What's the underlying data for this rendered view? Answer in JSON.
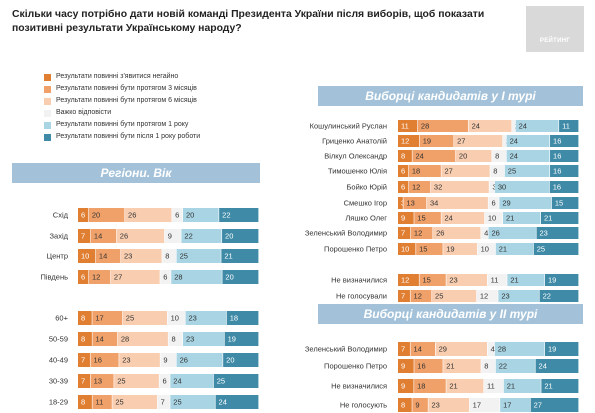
{
  "title": "Скільки часу потрібно дати новій команді Президента України після виборів, щоб показати позитивні результати Українському народу?",
  "logo": {
    "text": "РЕЙТИНГ"
  },
  "colors": [
    "#e07e32",
    "#f0a16a",
    "#f8cdb0",
    "#f2f2f2",
    "#a8d4e4",
    "#3f8aa6"
  ],
  "legend": [
    "Результати повинні з'явитися негайно",
    "Результати повинні бути протягом 3 місяців",
    "Результати повинні бути протягом 6 місяців",
    "Важко відповісти",
    "Результати повинні бути протягом 1 року",
    "Результати повинні бути після 1 року роботи"
  ],
  "banners": {
    "first_round": "Виборці кандидатів у І турі",
    "regions": "Регіони. Вік",
    "second_round": "Виборці кандидатів у ІІ турі"
  },
  "chart_data": [
    {
      "type": "bar",
      "stacked": "100%",
      "title": "Регіони. Вік",
      "categories": [
        "Схід",
        "Захід",
        "Центр",
        "Південь",
        "60+",
        "50-59",
        "40-49",
        "30-39",
        "18-29"
      ],
      "rows": [
        [
          6,
          20,
          26,
          6,
          20,
          22
        ],
        [
          7,
          14,
          26,
          9,
          22,
          20
        ],
        [
          10,
          14,
          23,
          8,
          25,
          21
        ],
        [
          6,
          12,
          27,
          6,
          28,
          20
        ],
        [
          8,
          17,
          25,
          10,
          23,
          18
        ],
        [
          8,
          14,
          28,
          8,
          23,
          19
        ],
        [
          7,
          16,
          23,
          9,
          26,
          20
        ],
        [
          7,
          13,
          25,
          6,
          24,
          25
        ],
        [
          8,
          11,
          25,
          7,
          25,
          24
        ]
      ]
    },
    {
      "type": "bar",
      "stacked": "100%",
      "title": "Виборці кандидатів у І турі",
      "categories": [
        "Кошулинський Руслан",
        "Гриценко Анатолій",
        "Вілкул Олександр",
        "Тимошенко Юлія",
        "Бойко Юрій",
        "Смешко Ігор",
        "Ляшко Олег",
        "Зеленський Володимир",
        "Порошенко Петро",
        "Не визначилися",
        "Не голосували"
      ],
      "rows": [
        [
          11,
          28,
          24,
          2,
          24,
          11
        ],
        [
          12,
          19,
          27,
          2,
          24,
          16
        ],
        [
          8,
          24,
          20,
          8,
          24,
          16
        ],
        [
          6,
          18,
          27,
          8,
          25,
          16
        ],
        [
          6,
          12,
          32,
          3,
          30,
          16
        ],
        [
          3,
          13,
          34,
          6,
          29,
          15
        ],
        [
          9,
          15,
          24,
          10,
          21,
          21
        ],
        [
          7,
          12,
          26,
          4,
          26,
          23
        ],
        [
          10,
          15,
          19,
          10,
          21,
          25
        ],
        [
          12,
          15,
          23,
          11,
          21,
          19
        ],
        [
          7,
          12,
          25,
          12,
          23,
          22
        ]
      ]
    },
    {
      "type": "bar",
      "stacked": "100%",
      "title": "Виборці кандидатів у ІІ турі",
      "categories": [
        "Зеленський Володимир",
        "Порошенко Петро",
        "Не визначилися",
        "Не голосують"
      ],
      "rows": [
        [
          7,
          14,
          29,
          4,
          28,
          19
        ],
        [
          9,
          16,
          21,
          8,
          22,
          24
        ],
        [
          9,
          18,
          21,
          11,
          21,
          21
        ],
        [
          8,
          9,
          23,
          17,
          17,
          27
        ]
      ]
    }
  ]
}
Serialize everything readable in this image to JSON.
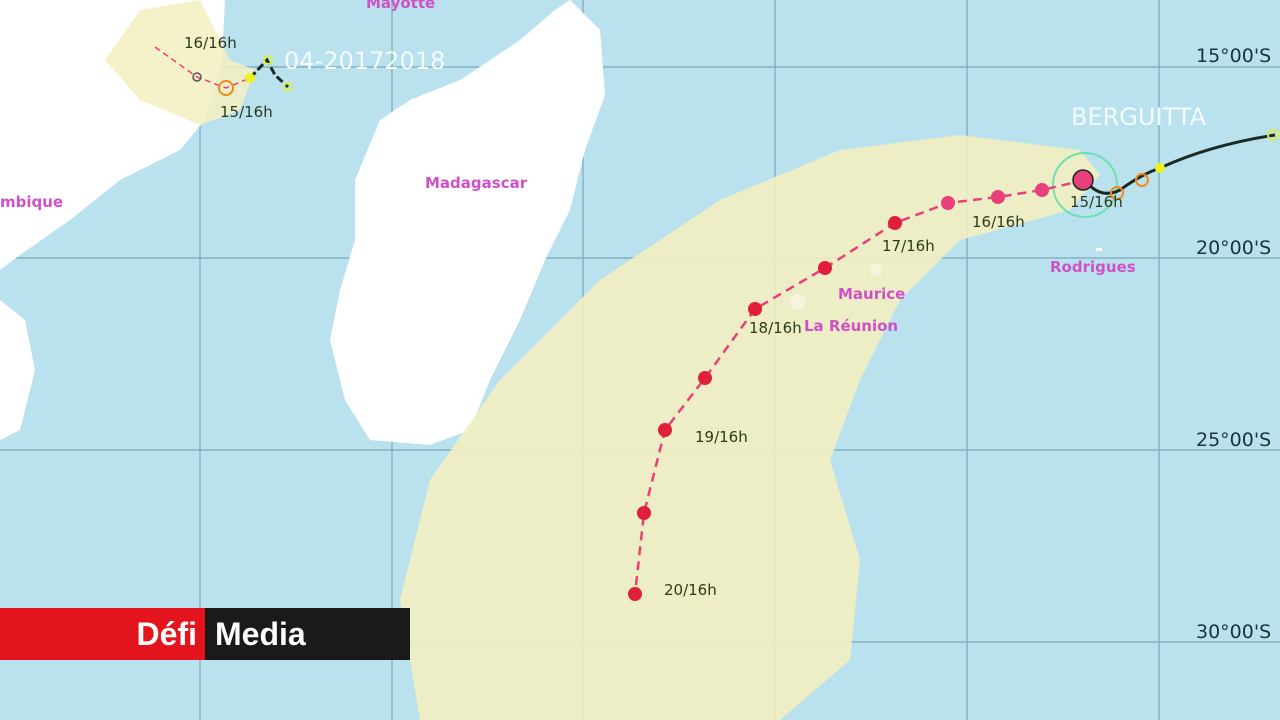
{
  "map": {
    "places": {
      "mayotte": "Mayotte",
      "mozambique": "mbique",
      "madagascar": "Madagascar",
      "maurice": "Maurice",
      "reunion": "La Réunion",
      "rodrigues": "Rodrigues"
    },
    "latitudes": [
      "15°00'S",
      "20°00'S",
      "25°00'S",
      "30°00'S"
    ],
    "storms": [
      {
        "name": "04-20172018",
        "labels": [
          "16/16h",
          "15/16h"
        ]
      },
      {
        "name": "BERGUITTA",
        "labels": [
          "15/16h",
          "16/16h",
          "17/16h",
          "18/16h",
          "19/16h",
          "20/16h"
        ]
      }
    ],
    "colors": {
      "sea": "#b9e2ee",
      "land": "#ffffff",
      "cone": "#f3f0c0",
      "forecast_track": "#e8407a",
      "past_track": "#1b2a22",
      "label": "#d050c8"
    }
  },
  "logo": {
    "part1": "Défi",
    "part2": "Media",
    "color": "#e3141b"
  }
}
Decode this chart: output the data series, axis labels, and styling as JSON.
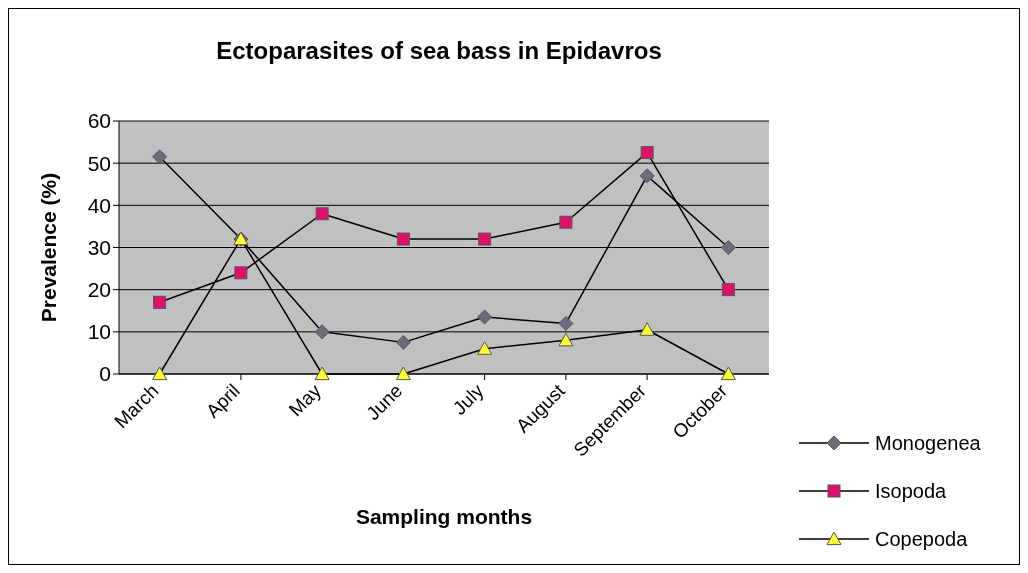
{
  "chart_data": {
    "type": "line",
    "title": "Ectoparasites of sea bass in Epidavros",
    "xlabel": "Sampling months",
    "ylabel": "Prevalence (%)",
    "categories": [
      "March",
      "April",
      "May",
      "June",
      "July",
      "August",
      "September",
      "October"
    ],
    "series": [
      {
        "name": "Monogenea",
        "color": "#6b6b7b",
        "marker": "diamond",
        "values": [
          51.5,
          32,
          10,
          7.5,
          13.5,
          12,
          47,
          30
        ]
      },
      {
        "name": "Isopoda",
        "color": "#e0106a",
        "marker": "square",
        "values": [
          17,
          24,
          38,
          32,
          32,
          36,
          52.5,
          20
        ]
      },
      {
        "name": "Copepoda",
        "color": "#ffff33",
        "marker": "triangle",
        "values": [
          0,
          32,
          0,
          0,
          6,
          8,
          10.5,
          0
        ]
      }
    ],
    "ylim": [
      0,
      60
    ],
    "yticks": [
      0,
      10,
      20,
      30,
      40,
      50,
      60
    ],
    "grid": "y",
    "legend": "right",
    "line_style": "solid"
  }
}
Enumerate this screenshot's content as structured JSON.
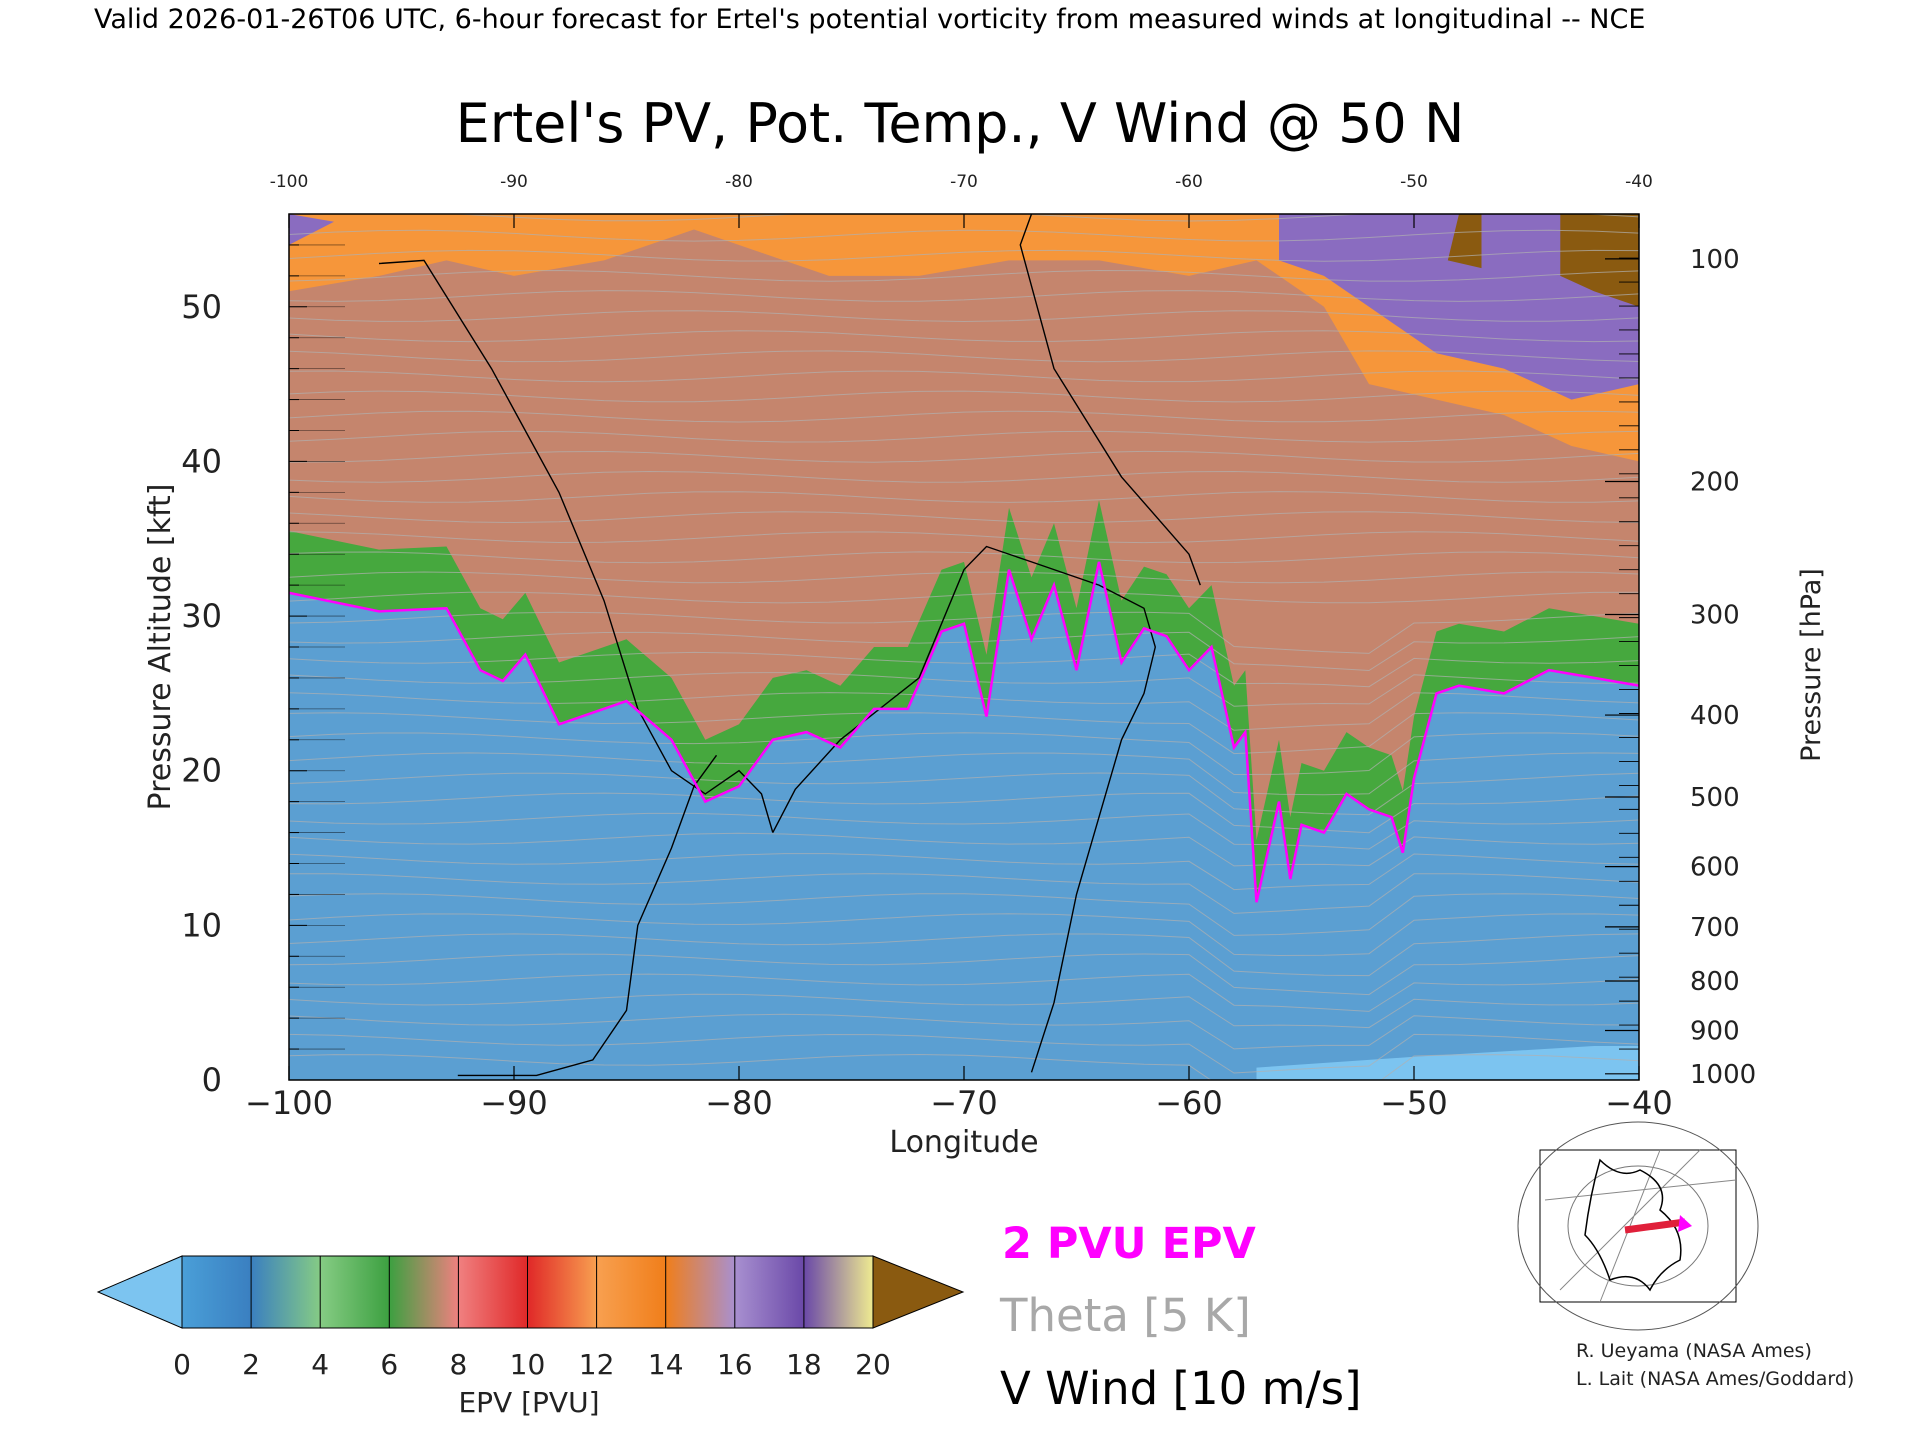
{
  "header": {
    "valid_line": "Valid 2026-01-26T06 UTC, 6-hour forecast for Ertel's potential vorticity from measured winds at longitudinal -- NCE"
  },
  "chart_data": {
    "type": "heatmap",
    "title": "Ertel's PV, Pot. Temp., V Wind @ 50 N",
    "xlabel": "Longitude",
    "ylabel": "Pressure Altitude [kft]",
    "y2label": "Pressure [hPa]",
    "xlim": [
      -100,
      -40
    ],
    "ylim": [
      0,
      56
    ],
    "x_ticks": [
      -100,
      -90,
      -80,
      -70,
      -60,
      -50,
      -40
    ],
    "x_tick_labels": [
      "−100",
      "−90",
      "−80",
      "−70",
      "−60",
      "−50",
      "−40"
    ],
    "x_top_tick_labels": [
      "-100",
      "-90",
      "-80",
      "-70",
      "-60",
      "-50",
      "-40"
    ],
    "y_ticks": [
      0,
      10,
      20,
      30,
      40,
      50
    ],
    "y_tick_labels": [
      "0",
      "10",
      "20",
      "30",
      "40",
      "50"
    ],
    "pressure_ticks": [
      {
        "hPa": 100,
        "kft": 53.1,
        "label": "100"
      },
      {
        "hPa": 200,
        "kft": 38.7,
        "label": "200"
      },
      {
        "hPa": 300,
        "kft": 30.1,
        "label": "300"
      },
      {
        "hPa": 400,
        "kft": 23.6,
        "label": "400"
      },
      {
        "hPa": 500,
        "kft": 18.3,
        "label": "500"
      },
      {
        "hPa": 600,
        "kft": 13.8,
        "label": "600"
      },
      {
        "hPa": 700,
        "kft": 9.9,
        "label": "700"
      },
      {
        "hPa": 800,
        "kft": 6.4,
        "label": "800"
      },
      {
        "hPa": 900,
        "kft": 3.2,
        "label": "900"
      },
      {
        "hPa": 1000,
        "kft": 0.4,
        "label": "1000"
      }
    ],
    "tropopause_2pvu_kft": {
      "lon": [
        -100,
        -96,
        -93,
        -91.5,
        -90.5,
        -89.5,
        -88,
        -85,
        -83,
        -81.5,
        -80,
        -78.5,
        -77,
        -75.5,
        -74,
        -72.5,
        -71,
        -70,
        -69,
        -68,
        -67,
        -66,
        -65,
        -64,
        -63,
        -62,
        -61,
        -60,
        -59,
        -58,
        -57.5,
        -57,
        -56,
        -55.5,
        -55,
        -54,
        -53,
        -52,
        -51,
        -50.5,
        -50,
        -49,
        -48,
        -46,
        -44,
        -42,
        -40
      ],
      "kft": [
        31.5,
        30.3,
        30.5,
        26.5,
        25.8,
        27.5,
        23,
        24.5,
        22,
        18,
        19,
        22,
        22.5,
        21.5,
        24,
        24,
        29,
        29.5,
        23.5,
        33,
        28.5,
        32,
        26.5,
        33.5,
        27,
        29.2,
        28.7,
        26.5,
        28,
        21.5,
        22.5,
        11.5,
        18,
        13,
        16.5,
        16,
        18.5,
        17.5,
        17,
        14.7,
        19.5,
        25,
        25.5,
        25,
        26.5,
        26,
        25.5
      ]
    },
    "wind_contours_ms": [
      {
        "label": "0",
        "lon": [
          -96,
          -94,
          -91,
          -88,
          -86,
          -84.5,
          -83,
          -81.5,
          -80,
          -79,
          -78.5
        ],
        "kft": [
          52.8,
          53,
          46,
          38,
          31,
          24,
          20,
          18.5,
          20,
          18.5,
          16
        ]
      },
      {
        "label": "0",
        "lon": [
          -92.5,
          -89,
          -86.5,
          -85,
          -84.5,
          -83,
          -82,
          -81
        ],
        "kft": [
          0.3,
          0.3,
          1.3,
          4.5,
          10,
          15,
          19,
          21
        ]
      },
      {
        "label": "0",
        "lon": [
          -67,
          -66,
          -65,
          -64,
          -63,
          -62,
          -61.5,
          -62,
          -64,
          -67,
          -69,
          -70,
          -72,
          -75.5,
          -77.5,
          -78.5
        ],
        "kft": [
          0.5,
          5,
          12,
          17,
          22,
          25,
          28,
          30.5,
          32,
          33.5,
          34.5,
          33,
          26,
          22,
          18.8,
          16
        ]
      },
      {
        "label": "0",
        "lon": [
          -67,
          -67.5,
          -66,
          -63,
          -60,
          -59.5
        ],
        "kft": [
          56,
          54,
          46,
          39,
          34,
          32
        ]
      }
    ],
    "colorbar": {
      "label": "EPV [PVU]",
      "min": 0,
      "max": 20,
      "tick_labels": [
        "0",
        "2",
        "4",
        "6",
        "8",
        "10",
        "12",
        "14",
        "16",
        "18",
        "20"
      ],
      "colors": [
        "#4a9fd8",
        "#3a7fc0",
        "#86cc84",
        "#3ca040",
        "#f08080",
        "#e02828",
        "#f8a050",
        "#f07e1a",
        "#a890d0",
        "#6a48a8",
        "#f0ec90",
        "#8a5a10"
      ],
      "under_color": "#7cc4f0",
      "over_color": "#8a5a10"
    },
    "legend": {
      "epv": {
        "label": "2 PVU EPV",
        "color": "#ff00ff"
      },
      "theta": {
        "label": "Theta [5 K]",
        "color": "#a0a0a0"
      },
      "wind": {
        "label": "V Wind [10 m/s]",
        "color": "#000000"
      }
    },
    "credits": [
      "R. Ueyama (NASA Ames)",
      "L. Lait (NASA Ames/Goddard)"
    ]
  }
}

################

__Required work__
Copy out all lines that carry the word "кандидатів".

__Exercise output__
    "first_round": "Виборці кандидатів у І турі",
    "second_round": "Виборці кандидатів у ІІ турі"
      "title": "Виборці кандидатів у І турі",
      "title": "Виборці кандидатів у ІІ турі",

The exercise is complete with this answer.